→ **Written task**
All of the data should be repeated exactly; pictures are not part of the copy.
## START Source data
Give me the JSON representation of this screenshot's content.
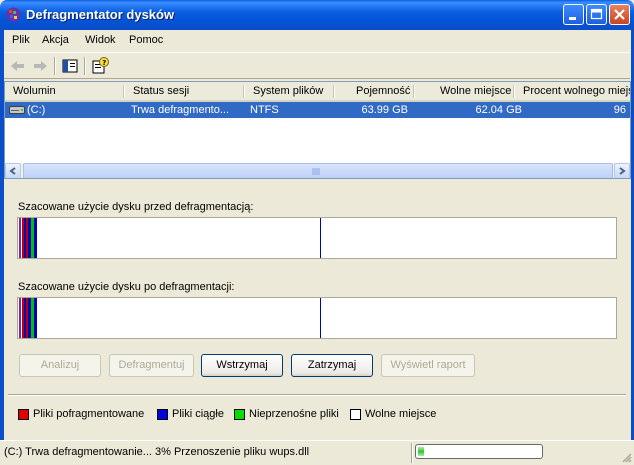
{
  "window": {
    "title": "Defragmentator dysków"
  },
  "menu": [
    "Plik",
    "Akcja",
    "Widok",
    "Pomoc"
  ],
  "list": {
    "columns": [
      "Wolumin",
      "Status sesji",
      "System plików",
      "Pojemność",
      "Wolne miejsce",
      "Procent wolnego miejs"
    ],
    "rows": [
      {
        "volume": "(C:)",
        "status": "Trwa defragmento...",
        "fs": "NTFS",
        "capacity": "63.99 GB",
        "free": "62.04 GB",
        "percent": "96"
      }
    ]
  },
  "analysis": {
    "before_label": "Szacowane użycie dysku przed defragmentacją:",
    "after_label": "Szacowane użycie dysku po defragmentacji:"
  },
  "buttons": {
    "analyze": "Analizuj",
    "defragment": "Defragmentuj",
    "pause": "Wstrzymaj",
    "stop": "Zatrzymaj",
    "report": "Wyświetl raport"
  },
  "legend": [
    {
      "label": "Pliki pofragmentowane",
      "color": "#E00000"
    },
    {
      "label": "Pliki ciągłe",
      "color": "#0000E0"
    },
    {
      "label": "Nieprzenośne pliki",
      "color": "#00E000"
    },
    {
      "label": "Wolne miejsce",
      "color": "#FFFFFF"
    }
  ],
  "status": {
    "text": "(C:) Trwa defragmentowanie...  3%  Przenoszenie pliku wups.dll",
    "progress_percent": 3
  }
}
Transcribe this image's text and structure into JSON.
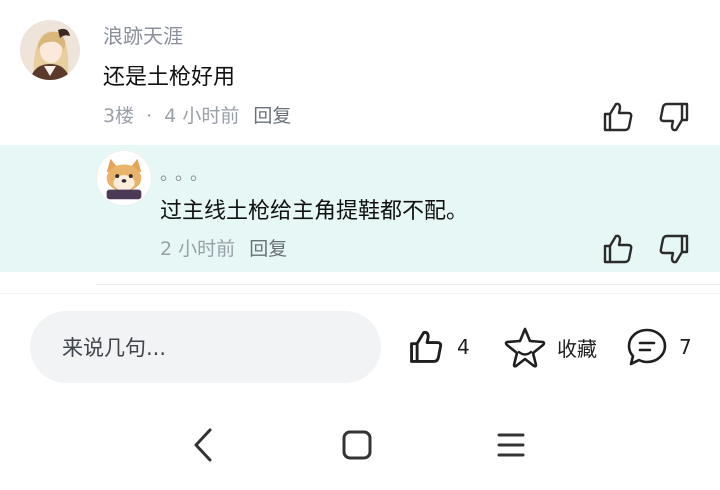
{
  "comment": {
    "username": "浪跡天涯",
    "content": "还是土枪好用",
    "floor": "3楼",
    "separator": "·",
    "time": "4 小时前",
    "reply_label": "回复",
    "avatar_icon": "anime-girl-avatar"
  },
  "reply": {
    "username": "。。。",
    "content": "过主线土枪给主角提鞋都不配。",
    "time": "2 小时前",
    "reply_label": "回复",
    "avatar_icon": "shiba-dog-avatar"
  },
  "bottom_bar": {
    "input_placeholder": "来说几句...",
    "like_count": "4",
    "favorite_label": "收藏",
    "comment_count": "7"
  },
  "colors": {
    "reply_bg": "#e6f7f5",
    "input_bg": "#f2f3f5",
    "meta_text": "#9aa0a8"
  },
  "icons": {
    "like": "thumbs-up-icon",
    "dislike": "thumbs-down-icon",
    "favorite": "star-icon",
    "comment": "comment-bubble-icon",
    "nav_back": "back-chevron-icon",
    "nav_home": "home-square-icon",
    "nav_menu": "menu-lines-icon"
  }
}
## END Source data
→ **Response below**
Give me the JSON representation of this screenshot's content.
{
  "window": {
    "title": "Defragmentator dysków"
  },
  "menu": [
    "Plik",
    "Akcja",
    "Widok",
    "Pomoc"
  ],
  "list": {
    "columns": [
      "Wolumin",
      "Status sesji",
      "System plików",
      "Pojemność",
      "Wolne miejsce",
      "Procent wolnego miejs"
    ],
    "rows": [
      {
        "volume": "(C:)",
        "status": "Trwa defragmento...",
        "fs": "NTFS",
        "capacity": "63.99 GB",
        "free": "62.04 GB",
        "percent": "96"
      }
    ]
  },
  "analysis": {
    "before_label": "Szacowane użycie dysku przed defragmentacją:",
    "after_label": "Szacowane użycie dysku po defragmentacji:"
  },
  "buttons": {
    "analyze": "Analizuj",
    "defragment": "Defragmentuj",
    "pause": "Wstrzymaj",
    "stop": "Zatrzymaj",
    "report": "Wyświetl raport"
  },
  "legend": [
    {
      "label": "Pliki pofragmentowane",
      "color": "#E00000"
    },
    {
      "label": "Pliki ciągłe",
      "color": "#0000E0"
    },
    {
      "label": "Nieprzenośne pliki",
      "color": "#00E000"
    },
    {
      "label": "Wolne miejsce",
      "color": "#FFFFFF"
    }
  ],
  "status": {
    "text": "(C:) Trwa defragmentowanie...  3%  Przenoszenie pliku wups.dll",
    "progress_percent": 3
  }
}
Transcribe this image's text and structure into JSON.
{
  "comment": {
    "username": "浪跡天涯",
    "content": "还是土枪好用",
    "floor": "3楼",
    "separator": "·",
    "time": "4 小时前",
    "reply_label": "回复",
    "avatar_icon": "anime-girl-avatar"
  },
  "reply": {
    "username": "。。。",
    "content": "过主线土枪给主角提鞋都不配。",
    "time": "2 小时前",
    "reply_label": "回复",
    "avatar_icon": "shiba-dog-avatar"
  },
  "bottom_bar": {
    "input_placeholder": "来说几句...",
    "like_count": "4",
    "favorite_label": "收藏",
    "comment_count": "7"
  },
  "colors": {
    "reply_bg": "#e6f7f5",
    "input_bg": "#f2f3f5",
    "meta_text": "#9aa0a8"
  },
  "icons": {
    "like": "thumbs-up-icon",
    "dislike": "thumbs-down-icon",
    "favorite": "star-icon",
    "comment": "comment-bubble-icon",
    "nav_back": "back-chevron-icon",
    "nav_home": "home-square-icon",
    "nav_menu": "menu-lines-icon"
  }
}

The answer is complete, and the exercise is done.